Copy out all of the material, matching it word for word.

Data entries
- - - -

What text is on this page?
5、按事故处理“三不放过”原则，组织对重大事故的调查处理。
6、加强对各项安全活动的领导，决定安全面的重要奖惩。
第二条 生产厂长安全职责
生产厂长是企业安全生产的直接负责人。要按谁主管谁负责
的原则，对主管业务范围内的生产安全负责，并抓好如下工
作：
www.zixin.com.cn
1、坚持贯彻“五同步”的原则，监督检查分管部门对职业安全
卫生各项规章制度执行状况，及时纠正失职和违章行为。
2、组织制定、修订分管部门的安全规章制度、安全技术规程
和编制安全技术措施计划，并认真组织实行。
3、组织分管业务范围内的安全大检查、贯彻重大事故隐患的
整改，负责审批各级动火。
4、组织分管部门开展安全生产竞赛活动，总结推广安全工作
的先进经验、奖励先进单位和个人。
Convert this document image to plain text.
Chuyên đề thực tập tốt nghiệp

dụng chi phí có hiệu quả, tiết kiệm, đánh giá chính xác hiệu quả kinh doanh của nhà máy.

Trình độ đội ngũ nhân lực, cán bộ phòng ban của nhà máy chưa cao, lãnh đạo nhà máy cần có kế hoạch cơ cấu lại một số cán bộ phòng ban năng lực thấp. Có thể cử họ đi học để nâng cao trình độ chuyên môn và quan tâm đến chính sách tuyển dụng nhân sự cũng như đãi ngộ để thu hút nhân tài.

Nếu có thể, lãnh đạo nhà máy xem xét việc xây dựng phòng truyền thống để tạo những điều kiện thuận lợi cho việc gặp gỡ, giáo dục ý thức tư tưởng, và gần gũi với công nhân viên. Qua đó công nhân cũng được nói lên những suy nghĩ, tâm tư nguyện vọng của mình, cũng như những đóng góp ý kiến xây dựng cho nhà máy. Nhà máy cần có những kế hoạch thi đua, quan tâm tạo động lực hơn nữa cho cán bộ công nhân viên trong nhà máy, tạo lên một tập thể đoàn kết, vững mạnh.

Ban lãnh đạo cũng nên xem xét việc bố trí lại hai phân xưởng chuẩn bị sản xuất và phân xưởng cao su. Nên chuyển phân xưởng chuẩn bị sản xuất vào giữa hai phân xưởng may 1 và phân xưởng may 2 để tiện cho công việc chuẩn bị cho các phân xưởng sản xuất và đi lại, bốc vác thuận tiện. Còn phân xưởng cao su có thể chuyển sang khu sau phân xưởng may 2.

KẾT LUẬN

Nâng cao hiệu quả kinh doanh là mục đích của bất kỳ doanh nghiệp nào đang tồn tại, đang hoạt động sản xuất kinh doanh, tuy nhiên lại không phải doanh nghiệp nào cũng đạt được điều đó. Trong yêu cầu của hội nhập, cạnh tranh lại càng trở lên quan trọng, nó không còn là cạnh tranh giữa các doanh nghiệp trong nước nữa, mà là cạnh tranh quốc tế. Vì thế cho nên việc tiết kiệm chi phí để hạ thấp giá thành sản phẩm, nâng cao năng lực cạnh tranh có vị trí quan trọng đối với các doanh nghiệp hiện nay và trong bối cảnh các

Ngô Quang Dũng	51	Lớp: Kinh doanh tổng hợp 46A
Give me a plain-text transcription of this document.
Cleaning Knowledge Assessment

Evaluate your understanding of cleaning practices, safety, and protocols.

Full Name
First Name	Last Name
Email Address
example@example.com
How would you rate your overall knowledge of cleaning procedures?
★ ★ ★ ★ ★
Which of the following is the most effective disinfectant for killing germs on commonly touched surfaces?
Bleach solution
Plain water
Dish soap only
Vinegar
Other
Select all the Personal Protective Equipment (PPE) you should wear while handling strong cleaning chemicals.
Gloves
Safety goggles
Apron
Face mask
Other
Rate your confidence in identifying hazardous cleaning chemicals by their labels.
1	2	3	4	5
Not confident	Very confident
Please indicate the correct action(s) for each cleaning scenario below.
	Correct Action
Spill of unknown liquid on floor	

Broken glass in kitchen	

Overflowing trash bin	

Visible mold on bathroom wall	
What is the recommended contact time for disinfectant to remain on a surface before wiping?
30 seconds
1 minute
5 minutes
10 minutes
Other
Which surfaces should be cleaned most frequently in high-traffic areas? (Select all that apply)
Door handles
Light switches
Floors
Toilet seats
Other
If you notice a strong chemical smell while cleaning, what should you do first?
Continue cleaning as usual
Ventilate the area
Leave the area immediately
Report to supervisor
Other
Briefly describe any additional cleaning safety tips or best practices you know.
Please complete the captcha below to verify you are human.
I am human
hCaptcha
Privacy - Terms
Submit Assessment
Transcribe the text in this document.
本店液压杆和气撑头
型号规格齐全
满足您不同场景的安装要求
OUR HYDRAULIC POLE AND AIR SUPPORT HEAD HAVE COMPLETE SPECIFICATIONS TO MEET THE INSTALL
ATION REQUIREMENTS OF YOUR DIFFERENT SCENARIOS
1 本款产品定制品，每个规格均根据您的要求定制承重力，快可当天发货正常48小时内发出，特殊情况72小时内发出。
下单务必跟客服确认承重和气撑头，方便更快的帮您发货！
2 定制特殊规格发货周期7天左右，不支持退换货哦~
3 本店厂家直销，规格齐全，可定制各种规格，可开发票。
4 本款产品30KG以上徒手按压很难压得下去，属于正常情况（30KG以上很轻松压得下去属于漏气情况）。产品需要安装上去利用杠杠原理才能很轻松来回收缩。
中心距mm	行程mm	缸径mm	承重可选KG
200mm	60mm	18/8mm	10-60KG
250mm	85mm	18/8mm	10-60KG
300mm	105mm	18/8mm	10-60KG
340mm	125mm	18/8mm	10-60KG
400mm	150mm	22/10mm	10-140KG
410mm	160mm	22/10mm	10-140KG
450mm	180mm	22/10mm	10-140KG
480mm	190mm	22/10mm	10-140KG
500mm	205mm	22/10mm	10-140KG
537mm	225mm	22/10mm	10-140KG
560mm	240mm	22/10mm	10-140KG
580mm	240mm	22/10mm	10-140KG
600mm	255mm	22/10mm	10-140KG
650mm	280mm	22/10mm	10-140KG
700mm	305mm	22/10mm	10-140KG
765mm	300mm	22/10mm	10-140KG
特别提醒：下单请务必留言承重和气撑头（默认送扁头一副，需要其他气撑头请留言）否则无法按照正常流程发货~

- - - -

→ **FULL OUTPUT**
What text is on this page?
5、按事故处理“三不放过”原则，组织对重大事故的调查处理。
6、加强对各项安全活动的领导，决定安全面的重要奖惩。
第二条 生产厂长安全职责
生产厂长是企业安全生产的直接负责人。要按谁主管谁负责
的原则，对主管业务范围内的生产安全负责，并抓好如下工
作：
www.zixin.com.cn
1、坚持贯彻“五同步”的原则，监督检查分管部门对职业安全
卫生各项规章制度执行状况，及时纠正失职和违章行为。
2、组织制定、修订分管部门的安全规章制度、安全技术规程
和编制安全技术措施计划，并认真组织实行。
3、组织分管业务范围内的安全大检查、贯彻重大事故隐患的
整改，负责审批各级动火。
4、组织分管部门开展安全生产竞赛活动，总结推广安全工作
的先进经验、奖励先进单位和个人。
Convert this document image to plain text.
Chuyên đề thực tập tốt nghiệp

dụng chi phí có hiệu quả, tiết kiệm, đánh giá chính xác hiệu quả kinh doanh của nhà máy.

Trình độ đội ngũ nhân lực, cán bộ phòng ban của nhà máy chưa cao, lãnh đạo nhà máy cần có kế hoạch cơ cấu lại một số cán bộ phòng ban năng lực thấp. Có thể cử họ đi học để nâng cao trình độ chuyên môn và quan tâm đến chính sách tuyển dụng nhân sự cũng như đãi ngộ để thu hút nhân tài.

Nếu có thể, lãnh đạo nhà máy xem xét việc xây dựng phòng truyền thống để tạo những điều kiện thuận lợi cho việc gặp gỡ, giáo dục ý thức tư tưởng, và gần gũi với công nhân viên. Qua đó công nhân cũng được nói lên những suy nghĩ, tâm tư nguyện vọng của mình, cũng như những đóng góp ý kiến xây dựng cho nhà máy. Nhà máy cần có những kế hoạch thi đua, quan tâm tạo động lực hơn nữa cho cán bộ công nhân viên trong nhà máy, tạo lên một tập thể đoàn kết, vững mạnh.

Ban lãnh đạo cũng nên xem xét việc bố trí lại hai phân xưởng chuẩn bị sản xuất và phân xưởng cao su. Nên chuyển phân xưởng chuẩn bị sản xuất vào giữa hai phân xưởng may 1 và phân xưởng may 2 để tiện cho công việc chuẩn bị cho các phân xưởng sản xuất và đi lại, bốc vác thuận tiện. Còn phân xưởng cao su có thể chuyển sang khu sau phân xưởng may 2.

KẾT LUẬN

Nâng cao hiệu quả kinh doanh là mục đích của bất kỳ doanh nghiệp nào đang tồn tại, đang hoạt động sản xuất kinh doanh, tuy nhiên lại không phải doanh nghiệp nào cũng đạt được điều đó. Trong yêu cầu của hội nhập, cạnh tranh lại càng trở lên quan trọng, nó không còn là cạnh tranh giữa các doanh nghiệp trong nước nữa, mà là cạnh tranh quốc tế. Vì thế cho nên việc tiết kiệm chi phí để hạ thấp giá thành sản phẩm, nâng cao năng lực cạnh tranh có vị trí quan trọng đối với các doanh nghiệp hiện nay và trong bối cảnh các

Ngô Quang Dũng	51	Lớp: Kinh doanh tổng hợp 46A
Give me a plain-text transcription of this document.
Cleaning Knowledge Assessment

Evaluate your understanding of cleaning practices, safety, and protocols.

Full Name
First Name	Last Name
Email Address
example@example.com
How would you rate your overall knowledge of cleaning procedures?
★ ★ ★ ★ ★
Which of the following is the most effective disinfectant for killing germs on commonly touched surfaces?
Bleach solution
Plain water
Dish soap only
Vinegar
Other
Select all the Personal Protective Equipment (PPE) you should wear while handling strong cleaning chemicals.
Gloves
Safety goggles
Apron
Face mask
Other
Rate your confidence in identifying hazardous cleaning chemicals by their labels.
1	2	3	4	5
Not confident	Very confident
Please indicate the correct action(s) for each cleaning scenario below.
	Correct Action
Spill of unknown liquid on floor	

Broken glass in kitchen	

Overflowing trash bin	

Visible mold on bathroom wall	
What is the recommended contact time for disinfectant to remain on a surface before wiping?
30 seconds
1 minute
5 minutes
10 minutes
Other
Which surfaces should be cleaned most frequently in high-traffic areas? (Select all that apply)
Door handles
Light switches
Floors
Toilet seats
Other
If you notice a strong chemical smell while cleaning, what should you do first?
Continue cleaning as usual
Ventilate the area
Leave the area immediately
Report to supervisor
Other
Briefly describe any additional cleaning safety tips or best practices you know.
Please complete the captcha below to verify you are human.
I am human
hCaptcha
Privacy - Terms
Submit Assessment
Transcribe the text in this document.
本店液压杆和气撑头
型号规格齐全
满足您不同场景的安装要求
OUR HYDRAULIC POLE AND AIR SUPPORT HEAD HAVE COMPLETE SPECIFICATIONS TO MEET THE INSTALL
ATION REQUIREMENTS OF YOUR DIFFERENT SCENARIOS
1 本款产品定制品，每个规格均根据您的要求定制承重力，快可当天发货正常48小时内发出，特殊情况72小时内发出。
下单务必跟客服确认承重和气撑头，方便更快的帮您发货！
2 定制特殊规格发货周期7天左右，不支持退换货哦~
3 本店厂家直销，规格齐全，可定制各种规格，可开发票。
4 本款产品30KG以上徒手按压很难压得下去，属于正常情况（30KG以上很轻松压得下去属于漏气情况）。产品需要安装上去利用杠杠原理才能很轻松来回收缩。
中心距mm	行程mm	缸径mm	承重可选KG
200mm	60mm	18/8mm	10-60KG
250mm	85mm	18/8mm	10-60KG
300mm	105mm	18/8mm	10-60KG
340mm	125mm	18/8mm	10-60KG
400mm	150mm	22/10mm	10-140KG
410mm	160mm	22/10mm	10-140KG
450mm	180mm	22/10mm	10-140KG
480mm	190mm	22/10mm	10-140KG
500mm	205mm	22/10mm	10-140KG
537mm	225mm	22/10mm	10-140KG
560mm	240mm	22/10mm	10-140KG
580mm	240mm	22/10mm	10-140KG
600mm	255mm	22/10mm	10-140KG
650mm	280mm	22/10mm	10-140KG
700mm	305mm	22/10mm	10-140KG
765mm	300mm	22/10mm	10-140KG
特别提醒：下单请务必留言承重和气撑头（默认送扁头一副，需要其他气撑头请留言）否则无法按照正常流程发货~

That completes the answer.